What you need to do: In this exercise, return the whole listing exactly, excluding any images.

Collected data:
——

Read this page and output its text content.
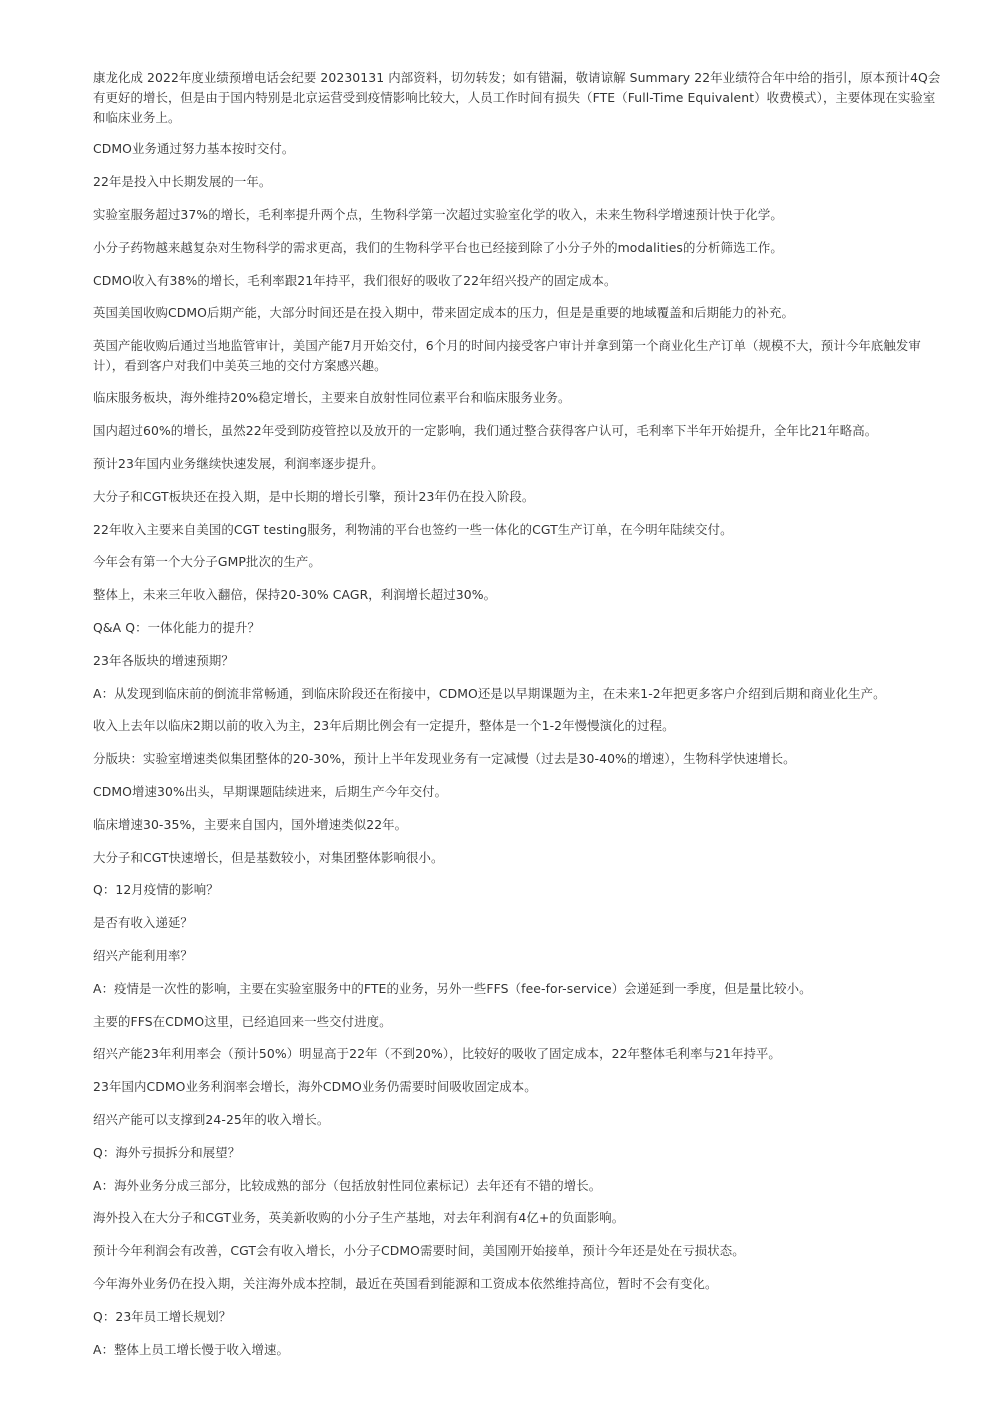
康龙化成 2022年度业绩预增电话会纪要 20230131 内部资料，切勿转发；如有错漏，敬请谅解 Summary 22年业绩符合年中给的指引，原本预计4Q会有更好的增长，但是由于国内特别是北京运营受到疫情影响比较大，人员工作时间有损失（FTE（Full-Time Equivalent）收费模式），主要体现在实验室和临床业务上。

CDMO业务通过努力基本按时交付。

22年是投入中长期发展的一年。

实验室服务超过37%的增长，毛利率提升两个点，生物科学第一次超过实验室化学的收入，未来生物科学增速预计快于化学。

小分子药物越来越复杂对生物科学的需求更高，我们的生物科学平台也已经接到除了小分子外的modalities的分析筛选工作。

CDMO收入有38%的增长，毛利率跟21年持平，我们很好的吸收了22年绍兴投产的固定成本。

英国美国收购CDMO后期产能，大部分时间还是在投入期中，带来固定成本的压力，但是是重要的地域覆盖和后期能力的补充。

英国产能收购后通过当地监管审计，美国产能7月开始交付，6个月的时间内接受客户审计并拿到第一个商业化生产订单（规模不大，预计今年底触发审计），看到客户对我们中美英三地的交付方案感兴趣。

临床服务板块，海外维持20%稳定增长，主要来自放射性同位素平台和临床服务业务。

国内超过60%的增长，虽然22年受到防疫管控以及放开的一定影响，我们通过整合获得客户认可，毛利率下半年开始提升，全年比21年略高。

预计23年国内业务继续快速发展，利润率逐步提升。

大分子和CGT板块还在投入期，是中长期的增长引擎，预计23年仍在投入阶段。

22年收入主要来自美国的CGT testing服务，利物浦的平台也签约一些一体化的CGT生产订单，在今明年陆续交付。

今年会有第一个大分子GMP批次的生产。

整体上，未来三年收入翻倍，保持20-30% CAGR，利润增长超过30%。

Q&A Q：一体化能力的提升？

23年各版块的增速预期？

A：从发现到临床前的倒流非常畅通，到临床阶段还在衔接中，CDMO还是以早期课题为主，在未来1-2年把更多客户介绍到后期和商业化生产。

收入上去年以临床2期以前的收入为主，23年后期比例会有一定提升，整体是一个1-2年慢慢演化的过程。

分版块：实验室增速类似集团整体的20-30%，预计上半年发现业务有一定减慢（过去是30-40%的增速），生物科学快速增长。

CDMO增速30%出头，早期课题陆续进来，后期生产今年交付。

临床增速30-35%，主要来自国内，国外增速类似22年。

大分子和CGT快速增长，但是基数较小，对集团整体影响很小。

Q：12月疫情的影响？

是否有收入递延？

绍兴产能利用率？

A：疫情是一次性的影响，主要在实验室服务中的FTE的业务，另外一些FFS（fee-for-service）会递延到一季度，但是量比较小。

主要的FFS在CDMO这里，已经追回来一些交付进度。

绍兴产能23年利用率会（预计50%）明显高于22年（不到20%），比较好的吸收了固定成本，22年整体毛利率与21年持平。

23年国内CDMO业务利润率会增长，海外CDMO业务仍需要时间吸收固定成本。

绍兴产能可以支撑到24-25年的收入增长。

Q：海外亏损拆分和展望？

A：海外业务分成三部分，比较成熟的部分（包括放射性同位素标记）去年还有不错的增长。

海外投入在大分子和CGT业务，英美新收购的小分子生产基地，对去年利润有4亿+的负面影响。

预计今年利润会有改善，CGT会有收入增长，小分子CDMO需要时间，美国刚开始接单，预计今年还是处在亏损状态。

今年海外业务仍在投入期，关注海外成本控制，最近在英国看到能源和工资成本依然维持高位，暂时不会有变化。

Q：23年员工增长规划？

A：整体上员工增长慢于收入增速。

——

Solution for this exercise:
Read this page and output its text content.
康龙化成 2022年度业绩预增电话会纪要 20230131 内部资料，切勿转发；如有错漏，敬请谅解 Summary 22年业绩符合年中给的指引，原本预计4Q会有更好的增长，但是由于国内特别是北京运营受到疫情影响比较大，人员工作时间有损失（FTE（Full-Time Equivalent）收费模式），主要体现在实验室和临床业务上。

CDMO业务通过努力基本按时交付。

22年是投入中长期发展的一年。

实验室服务超过37%的增长，毛利率提升两个点，生物科学第一次超过实验室化学的收入，未来生物科学增速预计快于化学。

小分子药物越来越复杂对生物科学的需求更高，我们的生物科学平台也已经接到除了小分子外的modalities的分析筛选工作。

CDMO收入有38%的增长，毛利率跟21年持平，我们很好的吸收了22年绍兴投产的固定成本。

英国美国收购CDMO后期产能，大部分时间还是在投入期中，带来固定成本的压力，但是是重要的地域覆盖和后期能力的补充。

英国产能收购后通过当地监管审计，美国产能7月开始交付，6个月的时间内接受客户审计并拿到第一个商业化生产订单（规模不大，预计今年底触发审计），看到客户对我们中美英三地的交付方案感兴趣。

临床服务板块，海外维持20%稳定增长，主要来自放射性同位素平台和临床服务业务。

国内超过60%的增长，虽然22年受到防疫管控以及放开的一定影响，我们通过整合获得客户认可，毛利率下半年开始提升，全年比21年略高。

预计23年国内业务继续快速发展，利润率逐步提升。

大分子和CGT板块还在投入期，是中长期的增长引擎，预计23年仍在投入阶段。

22年收入主要来自美国的CGT testing服务，利物浦的平台也签约一些一体化的CGT生产订单，在今明年陆续交付。

今年会有第一个大分子GMP批次的生产。

整体上，未来三年收入翻倍，保持20-30% CAGR，利润增长超过30%。

Q&A Q：一体化能力的提升？

23年各版块的增速预期？

A：从发现到临床前的倒流非常畅通，到临床阶段还在衔接中，CDMO还是以早期课题为主，在未来1-2年把更多客户介绍到后期和商业化生产。

收入上去年以临床2期以前的收入为主，23年后期比例会有一定提升，整体是一个1-2年慢慢演化的过程。

分版块：实验室增速类似集团整体的20-30%，预计上半年发现业务有一定减慢（过去是30-40%的增速），生物科学快速增长。

CDMO增速30%出头，早期课题陆续进来，后期生产今年交付。

临床增速30-35%，主要来自国内，国外增速类似22年。

大分子和CGT快速增长，但是基数较小，对集团整体影响很小。

Q：12月疫情的影响？

是否有收入递延？

绍兴产能利用率？

A：疫情是一次性的影响，主要在实验室服务中的FTE的业务，另外一些FFS（fee-for-service）会递延到一季度，但是量比较小。

主要的FFS在CDMO这里，已经追回来一些交付进度。

绍兴产能23年利用率会（预计50%）明显高于22年（不到20%），比较好的吸收了固定成本，22年整体毛利率与21年持平。

23年国内CDMO业务利润率会增长，海外CDMO业务仍需要时间吸收固定成本。

绍兴产能可以支撑到24-25年的收入增长。

Q：海外亏损拆分和展望？

A：海外业务分成三部分，比较成熟的部分（包括放射性同位素标记）去年还有不错的增长。

海外投入在大分子和CGT业务，英美新收购的小分子生产基地，对去年利润有4亿+的负面影响。

预计今年利润会有改善，CGT会有收入增长，小分子CDMO需要时间，美国刚开始接单，预计今年还是处在亏损状态。

今年海外业务仍在投入期，关注海外成本控制，最近在英国看到能源和工资成本依然维持高位，暂时不会有变化。

Q：23年员工增长规划？

A：整体上员工增长慢于收入增速。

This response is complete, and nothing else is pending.